**What you will do**
Read the listing below and copy out every line that holds "bruit".

=-=-=-=-=

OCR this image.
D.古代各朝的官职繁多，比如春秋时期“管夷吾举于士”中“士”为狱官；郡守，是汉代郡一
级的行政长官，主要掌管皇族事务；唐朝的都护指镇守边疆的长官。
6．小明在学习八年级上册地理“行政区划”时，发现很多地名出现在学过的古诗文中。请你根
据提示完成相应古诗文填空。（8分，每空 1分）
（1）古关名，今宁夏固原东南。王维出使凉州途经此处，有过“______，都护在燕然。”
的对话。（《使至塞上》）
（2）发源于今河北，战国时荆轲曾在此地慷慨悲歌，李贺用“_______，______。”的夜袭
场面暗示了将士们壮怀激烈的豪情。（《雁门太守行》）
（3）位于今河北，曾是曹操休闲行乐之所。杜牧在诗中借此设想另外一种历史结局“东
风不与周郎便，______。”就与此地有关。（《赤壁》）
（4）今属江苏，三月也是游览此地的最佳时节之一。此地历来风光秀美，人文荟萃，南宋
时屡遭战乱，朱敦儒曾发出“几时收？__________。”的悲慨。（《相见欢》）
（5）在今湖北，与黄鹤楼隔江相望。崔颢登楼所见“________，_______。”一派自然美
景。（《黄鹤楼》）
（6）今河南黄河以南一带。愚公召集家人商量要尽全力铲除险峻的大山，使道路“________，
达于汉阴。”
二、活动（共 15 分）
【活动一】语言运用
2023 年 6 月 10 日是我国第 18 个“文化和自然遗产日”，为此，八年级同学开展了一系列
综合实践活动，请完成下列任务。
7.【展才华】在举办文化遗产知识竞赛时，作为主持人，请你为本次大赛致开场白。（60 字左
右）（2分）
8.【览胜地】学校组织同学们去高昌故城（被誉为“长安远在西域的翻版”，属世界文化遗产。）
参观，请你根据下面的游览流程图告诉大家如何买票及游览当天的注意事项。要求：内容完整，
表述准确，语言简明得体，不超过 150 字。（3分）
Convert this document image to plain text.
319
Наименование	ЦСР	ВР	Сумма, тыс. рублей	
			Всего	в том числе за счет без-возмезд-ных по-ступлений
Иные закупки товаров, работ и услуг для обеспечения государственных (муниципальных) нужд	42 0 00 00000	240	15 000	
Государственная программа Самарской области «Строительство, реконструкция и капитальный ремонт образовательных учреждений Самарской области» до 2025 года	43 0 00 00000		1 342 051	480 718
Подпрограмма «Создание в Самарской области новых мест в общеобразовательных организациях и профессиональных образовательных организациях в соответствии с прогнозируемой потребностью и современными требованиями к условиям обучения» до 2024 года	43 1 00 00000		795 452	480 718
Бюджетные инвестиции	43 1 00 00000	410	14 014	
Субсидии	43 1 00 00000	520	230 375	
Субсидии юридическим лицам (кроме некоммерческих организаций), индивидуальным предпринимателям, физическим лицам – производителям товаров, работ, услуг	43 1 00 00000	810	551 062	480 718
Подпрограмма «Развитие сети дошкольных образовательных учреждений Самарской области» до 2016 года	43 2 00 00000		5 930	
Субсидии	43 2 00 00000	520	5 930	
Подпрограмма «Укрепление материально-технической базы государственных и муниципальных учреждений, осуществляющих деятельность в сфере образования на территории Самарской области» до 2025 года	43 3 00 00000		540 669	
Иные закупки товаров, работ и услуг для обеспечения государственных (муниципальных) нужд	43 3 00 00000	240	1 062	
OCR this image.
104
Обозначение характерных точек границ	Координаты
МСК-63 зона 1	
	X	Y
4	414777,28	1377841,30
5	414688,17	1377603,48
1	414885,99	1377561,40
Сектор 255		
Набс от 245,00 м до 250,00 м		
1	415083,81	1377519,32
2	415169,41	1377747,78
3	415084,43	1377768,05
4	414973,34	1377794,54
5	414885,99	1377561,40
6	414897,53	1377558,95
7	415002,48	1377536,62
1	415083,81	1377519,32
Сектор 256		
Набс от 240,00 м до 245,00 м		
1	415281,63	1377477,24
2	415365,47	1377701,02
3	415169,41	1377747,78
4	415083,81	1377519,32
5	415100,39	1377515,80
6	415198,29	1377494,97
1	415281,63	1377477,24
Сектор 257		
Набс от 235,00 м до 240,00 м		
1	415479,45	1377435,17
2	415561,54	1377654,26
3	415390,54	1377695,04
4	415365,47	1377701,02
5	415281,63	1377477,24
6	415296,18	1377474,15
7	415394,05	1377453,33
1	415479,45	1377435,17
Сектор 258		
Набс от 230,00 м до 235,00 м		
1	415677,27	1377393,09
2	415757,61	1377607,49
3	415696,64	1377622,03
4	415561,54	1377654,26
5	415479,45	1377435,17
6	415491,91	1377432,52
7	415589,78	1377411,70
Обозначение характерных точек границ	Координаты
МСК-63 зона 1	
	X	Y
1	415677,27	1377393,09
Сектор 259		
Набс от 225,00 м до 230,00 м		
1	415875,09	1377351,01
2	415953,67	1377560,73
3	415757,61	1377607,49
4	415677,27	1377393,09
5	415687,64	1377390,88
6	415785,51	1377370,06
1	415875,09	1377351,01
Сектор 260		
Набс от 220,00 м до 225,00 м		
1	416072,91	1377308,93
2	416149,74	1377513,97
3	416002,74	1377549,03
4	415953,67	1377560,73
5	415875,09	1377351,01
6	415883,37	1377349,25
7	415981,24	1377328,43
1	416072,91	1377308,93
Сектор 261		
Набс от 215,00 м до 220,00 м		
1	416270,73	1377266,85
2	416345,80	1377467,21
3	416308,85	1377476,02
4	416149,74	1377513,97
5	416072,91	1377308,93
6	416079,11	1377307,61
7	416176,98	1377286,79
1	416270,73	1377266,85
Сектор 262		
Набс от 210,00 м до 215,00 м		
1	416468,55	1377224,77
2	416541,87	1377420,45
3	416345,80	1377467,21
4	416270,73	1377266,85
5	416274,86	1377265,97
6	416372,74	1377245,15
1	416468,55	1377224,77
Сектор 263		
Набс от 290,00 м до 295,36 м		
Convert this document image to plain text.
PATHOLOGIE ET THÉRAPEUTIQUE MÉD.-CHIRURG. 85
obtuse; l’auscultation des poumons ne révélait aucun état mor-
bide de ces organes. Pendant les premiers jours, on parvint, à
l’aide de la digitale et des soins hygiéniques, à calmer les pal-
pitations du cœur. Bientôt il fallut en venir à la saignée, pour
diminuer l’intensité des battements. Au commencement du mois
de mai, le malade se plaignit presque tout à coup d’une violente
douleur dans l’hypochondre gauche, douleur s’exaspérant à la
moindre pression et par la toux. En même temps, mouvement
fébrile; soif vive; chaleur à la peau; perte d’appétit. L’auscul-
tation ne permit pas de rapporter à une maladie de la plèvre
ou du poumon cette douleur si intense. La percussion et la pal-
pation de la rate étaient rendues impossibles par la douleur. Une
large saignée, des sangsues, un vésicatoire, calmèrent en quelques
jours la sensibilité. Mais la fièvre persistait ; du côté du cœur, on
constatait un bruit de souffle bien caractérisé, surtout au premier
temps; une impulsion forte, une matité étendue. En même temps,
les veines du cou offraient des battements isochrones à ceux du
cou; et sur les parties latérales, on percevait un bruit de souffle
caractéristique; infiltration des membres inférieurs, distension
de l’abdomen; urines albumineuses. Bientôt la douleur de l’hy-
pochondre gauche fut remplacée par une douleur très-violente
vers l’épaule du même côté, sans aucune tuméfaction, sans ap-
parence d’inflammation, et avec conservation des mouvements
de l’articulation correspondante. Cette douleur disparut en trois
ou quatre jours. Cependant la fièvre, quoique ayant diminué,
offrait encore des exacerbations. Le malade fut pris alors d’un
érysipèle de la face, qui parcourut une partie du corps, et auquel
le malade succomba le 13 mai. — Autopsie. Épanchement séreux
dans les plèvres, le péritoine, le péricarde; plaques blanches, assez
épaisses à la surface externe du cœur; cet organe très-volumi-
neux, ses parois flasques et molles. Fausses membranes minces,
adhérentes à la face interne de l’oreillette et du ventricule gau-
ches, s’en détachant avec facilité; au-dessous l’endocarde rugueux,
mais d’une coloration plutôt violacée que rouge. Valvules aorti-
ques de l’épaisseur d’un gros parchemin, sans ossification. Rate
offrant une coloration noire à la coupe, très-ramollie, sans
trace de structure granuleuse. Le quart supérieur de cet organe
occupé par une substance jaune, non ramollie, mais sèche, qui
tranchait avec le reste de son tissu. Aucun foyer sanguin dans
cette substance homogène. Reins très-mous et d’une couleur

=-=-=-=-=

**Correct answer**
constatait un bruit de souffle bien caractérisé, surtout au premier
cou; et sur les parties latérales, on percevait un bruit de souffle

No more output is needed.